— start of Passage provided —

Pride and Prejudice and Zombies was a modest hit in the bookshops recently. I’d suggest that for the real horror version of Jane Austen, readers had better turn to Patrick Hamilton. He doesn’t need actual zombies to produces this. Merely putting his characters’ hopes and longings through the grinder of reality is enough to end up with love triangles that read like Austen gone wrong. This is what he does this trilogy, and in his even better Slaves of Solitude.

I think of Hamilton as a kind of prewar, British (and admittedly a lesser) Richard Yates. He shares that American author’s unflinching unsentimentality in his portrayal of the disillusioned life.

I’d give this book 3 stars, but being a ‘forgotten classic’ it needs a leg-up. It’s easy to see why it was forgotten: it can’t rival the real classics of its age. The writing certainly isn’t beautiful throughout, and the book has its longueurs. You feel that it might have conveyed what it had to say in half the number of pages.

Also I don’t entirely agree with Michael Holroyd’s 1984 introduction, in which he writes:

The fact that this should not depress the reader is a tribute to the power of Patrick Hamilton’s storytelling and the exhilaration of his humour. In the earlier pages there are signs of immaturity – some passages of overdeliberation, moments of facetiousness, and an anxious reliance on what J.B. Priestley called Komic Kapitals. But as the book progresses, wonderfully comic scenes proliferate.

— end of Passage provided —
— start of Material supplied —

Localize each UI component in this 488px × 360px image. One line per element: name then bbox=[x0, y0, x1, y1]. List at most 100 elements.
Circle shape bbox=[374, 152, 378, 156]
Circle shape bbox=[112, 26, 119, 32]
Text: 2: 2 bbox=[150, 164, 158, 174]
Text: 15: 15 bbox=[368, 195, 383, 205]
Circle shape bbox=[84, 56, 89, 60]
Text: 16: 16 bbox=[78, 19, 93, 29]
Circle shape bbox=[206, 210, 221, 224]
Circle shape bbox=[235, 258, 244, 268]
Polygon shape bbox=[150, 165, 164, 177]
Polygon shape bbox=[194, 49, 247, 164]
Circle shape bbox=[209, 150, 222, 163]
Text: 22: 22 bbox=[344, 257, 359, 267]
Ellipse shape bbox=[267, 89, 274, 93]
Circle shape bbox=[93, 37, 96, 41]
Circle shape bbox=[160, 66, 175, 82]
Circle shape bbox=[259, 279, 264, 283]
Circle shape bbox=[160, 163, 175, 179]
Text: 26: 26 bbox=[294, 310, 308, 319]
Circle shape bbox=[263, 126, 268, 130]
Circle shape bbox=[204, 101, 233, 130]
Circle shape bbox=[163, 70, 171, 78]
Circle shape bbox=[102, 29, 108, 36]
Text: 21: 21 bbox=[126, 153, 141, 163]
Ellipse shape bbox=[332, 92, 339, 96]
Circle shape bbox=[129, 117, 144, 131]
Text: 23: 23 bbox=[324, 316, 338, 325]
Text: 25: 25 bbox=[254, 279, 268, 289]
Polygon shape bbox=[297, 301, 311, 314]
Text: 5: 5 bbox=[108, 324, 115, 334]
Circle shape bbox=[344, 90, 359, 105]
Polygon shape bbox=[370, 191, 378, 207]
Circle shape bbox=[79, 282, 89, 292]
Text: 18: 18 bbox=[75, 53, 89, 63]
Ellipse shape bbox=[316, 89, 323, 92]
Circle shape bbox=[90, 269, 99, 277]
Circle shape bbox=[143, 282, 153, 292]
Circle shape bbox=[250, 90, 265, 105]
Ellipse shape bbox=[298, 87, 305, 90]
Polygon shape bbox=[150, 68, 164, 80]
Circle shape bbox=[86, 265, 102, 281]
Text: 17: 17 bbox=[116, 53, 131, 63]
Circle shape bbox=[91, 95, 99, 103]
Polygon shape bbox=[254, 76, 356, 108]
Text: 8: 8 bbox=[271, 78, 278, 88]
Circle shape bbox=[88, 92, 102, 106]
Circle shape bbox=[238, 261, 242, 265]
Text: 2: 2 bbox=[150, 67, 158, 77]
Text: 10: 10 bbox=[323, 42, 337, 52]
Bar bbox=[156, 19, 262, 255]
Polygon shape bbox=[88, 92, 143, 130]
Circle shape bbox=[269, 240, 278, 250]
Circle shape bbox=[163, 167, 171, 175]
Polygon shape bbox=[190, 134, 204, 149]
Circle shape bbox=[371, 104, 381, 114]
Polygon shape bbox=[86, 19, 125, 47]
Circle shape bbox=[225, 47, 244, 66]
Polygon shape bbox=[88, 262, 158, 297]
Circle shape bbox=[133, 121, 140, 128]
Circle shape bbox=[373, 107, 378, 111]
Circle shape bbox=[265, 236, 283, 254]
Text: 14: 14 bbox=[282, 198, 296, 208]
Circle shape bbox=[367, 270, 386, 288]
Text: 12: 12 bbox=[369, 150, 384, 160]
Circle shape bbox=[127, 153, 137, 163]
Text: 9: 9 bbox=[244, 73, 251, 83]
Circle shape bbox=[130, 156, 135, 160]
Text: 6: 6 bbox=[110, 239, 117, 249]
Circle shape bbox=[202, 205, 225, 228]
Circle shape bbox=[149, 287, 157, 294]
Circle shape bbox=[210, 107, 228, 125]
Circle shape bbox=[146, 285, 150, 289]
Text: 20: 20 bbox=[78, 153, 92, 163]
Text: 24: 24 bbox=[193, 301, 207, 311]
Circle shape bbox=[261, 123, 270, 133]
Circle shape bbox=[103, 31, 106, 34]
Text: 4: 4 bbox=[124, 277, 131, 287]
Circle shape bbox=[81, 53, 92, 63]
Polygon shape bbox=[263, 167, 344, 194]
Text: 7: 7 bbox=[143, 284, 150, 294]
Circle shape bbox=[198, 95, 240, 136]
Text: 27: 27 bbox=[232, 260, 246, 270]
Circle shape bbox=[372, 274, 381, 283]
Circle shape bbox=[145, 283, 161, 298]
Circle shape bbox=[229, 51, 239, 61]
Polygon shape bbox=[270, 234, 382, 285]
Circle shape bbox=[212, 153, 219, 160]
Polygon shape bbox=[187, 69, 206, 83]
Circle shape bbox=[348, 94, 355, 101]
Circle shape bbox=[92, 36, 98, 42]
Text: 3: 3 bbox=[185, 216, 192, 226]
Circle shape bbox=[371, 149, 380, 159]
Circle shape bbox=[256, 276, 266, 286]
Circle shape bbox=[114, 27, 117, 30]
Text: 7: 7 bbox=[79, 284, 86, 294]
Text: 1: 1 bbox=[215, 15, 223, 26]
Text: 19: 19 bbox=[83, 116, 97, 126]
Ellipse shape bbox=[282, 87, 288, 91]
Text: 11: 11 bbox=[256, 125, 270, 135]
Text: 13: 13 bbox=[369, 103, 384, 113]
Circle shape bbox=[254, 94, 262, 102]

— end of Material supplied —

Given problem 1: In the review of Patrick Hamilton's trilogy, which American author does the reviewer compare Hamilton to?
Given problem 2: Please carry on the review of Patrick Hamilton's trilogy from the point where it stops, writing the next few paragraphs.

Task response 1: Richard Yates

Task response 2:
It’s true that there’s humour, but there’s more clumsiness than Holroyd allows. The Komic Kapitals, for instance, are overused throughout, especially also in the last part of the trilogy. And when Hamilton gets introspective, he quickly turns ponderous, not to say pompous. The final paragraph of the first part of the trilogy, The Midnight Bell, is specially cringe-inducing.
And really, I do find Hamilton’s stories quite depressing. (Another respect in which he resembles Richard Yates, a truly depressing writer, in my view.)

But the glum world view is the point, and the clumsiness is only occasional. Hamilton writes some terrific scenes, and his portrayal of misdirected passions is very convincing, especially in the first and last parts of the trilogy. The middle part feels a little more perfunctory and features a shallower protagonist; but even this short novel contains enough striking descriptions & acute insights to keep up your interest.
To me, the glory of the lot is the last part of the trilogy, The Plains of Cement, a harrowing account of the doomed courtship of a ‘plain girl’. It foreshadows his Slaves of Solitude, a novel I thought even more accomplished.